▶ [Task objective]: Copy out the entries exactly, from the first line to the last.

--- START Available data ---

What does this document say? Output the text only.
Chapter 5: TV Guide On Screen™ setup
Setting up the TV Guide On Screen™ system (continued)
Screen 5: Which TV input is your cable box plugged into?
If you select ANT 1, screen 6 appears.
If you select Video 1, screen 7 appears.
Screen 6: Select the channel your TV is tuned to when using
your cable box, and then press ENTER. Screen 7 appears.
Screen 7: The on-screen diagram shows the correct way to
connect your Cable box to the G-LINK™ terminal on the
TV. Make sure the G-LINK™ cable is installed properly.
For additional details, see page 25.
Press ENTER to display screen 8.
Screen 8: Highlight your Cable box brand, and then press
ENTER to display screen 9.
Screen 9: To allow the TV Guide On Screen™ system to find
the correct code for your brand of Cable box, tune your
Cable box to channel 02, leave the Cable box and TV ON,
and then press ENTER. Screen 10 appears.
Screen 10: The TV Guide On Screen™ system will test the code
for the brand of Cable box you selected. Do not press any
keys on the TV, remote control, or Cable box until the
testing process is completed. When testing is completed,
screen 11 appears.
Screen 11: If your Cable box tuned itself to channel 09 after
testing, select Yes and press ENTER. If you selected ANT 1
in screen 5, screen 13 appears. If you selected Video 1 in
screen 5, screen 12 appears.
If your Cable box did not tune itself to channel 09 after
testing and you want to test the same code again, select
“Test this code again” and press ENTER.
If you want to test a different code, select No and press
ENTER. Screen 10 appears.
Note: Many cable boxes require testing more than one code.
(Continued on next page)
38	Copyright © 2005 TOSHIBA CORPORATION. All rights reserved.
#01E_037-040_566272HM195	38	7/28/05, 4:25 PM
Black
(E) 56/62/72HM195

--- END Available data ---

▶ [Solution]:
What does this document say? Output the text only.
Chapter 5: TV Guide On Screen™ setup
Setting up the TV Guide On Screen™ system (continued)
Screen 5: Which TV input is your cable box plugged into?
If you select ANT 1, screen 6 appears.
If you select Video 1, screen 7 appears.
Screen 6: Select the channel your TV is tuned to when using
your cable box, and then press ENTER. Screen 7 appears.
Screen 7: The on-screen diagram shows the correct way to
connect your Cable box to the G-LINK™ terminal on the
TV. Make sure the G-LINK™ cable is installed properly.
For additional details, see page 25.
Press ENTER to display screen 8.
Screen 8: Highlight your Cable box brand, and then press
ENTER to display screen 9.
Screen 9: To allow the TV Guide On Screen™ system to find
the correct code for your brand of Cable box, tune your
Cable box to channel 02, leave the Cable box and TV ON,
and then press ENTER. Screen 10 appears.
Screen 10: The TV Guide On Screen™ system will test the code
for the brand of Cable box you selected. Do not press any
keys on the TV, remote control, or Cable box until the
testing process is completed. When testing is completed,
screen 11 appears.
Screen 11: If your Cable box tuned itself to channel 09 after
testing, select Yes and press ENTER. If you selected ANT 1
in screen 5, screen 13 appears. If you selected Video 1 in
screen 5, screen 12 appears.
If your Cable box did not tune itself to channel 09 after
testing and you want to test the same code again, select
“Test this code again” and press ENTER.
If you want to test a different code, select No and press
ENTER. Screen 10 appears.
Note: Many cable boxes require testing more than one code.
(Continued on next page)
38	Copyright © 2005 TOSHIBA CORPORATION. All rights reserved.
#01E_037-040_566272HM195	38	7/28/05, 4:25 PM
Black
(E) 56/62/72HM195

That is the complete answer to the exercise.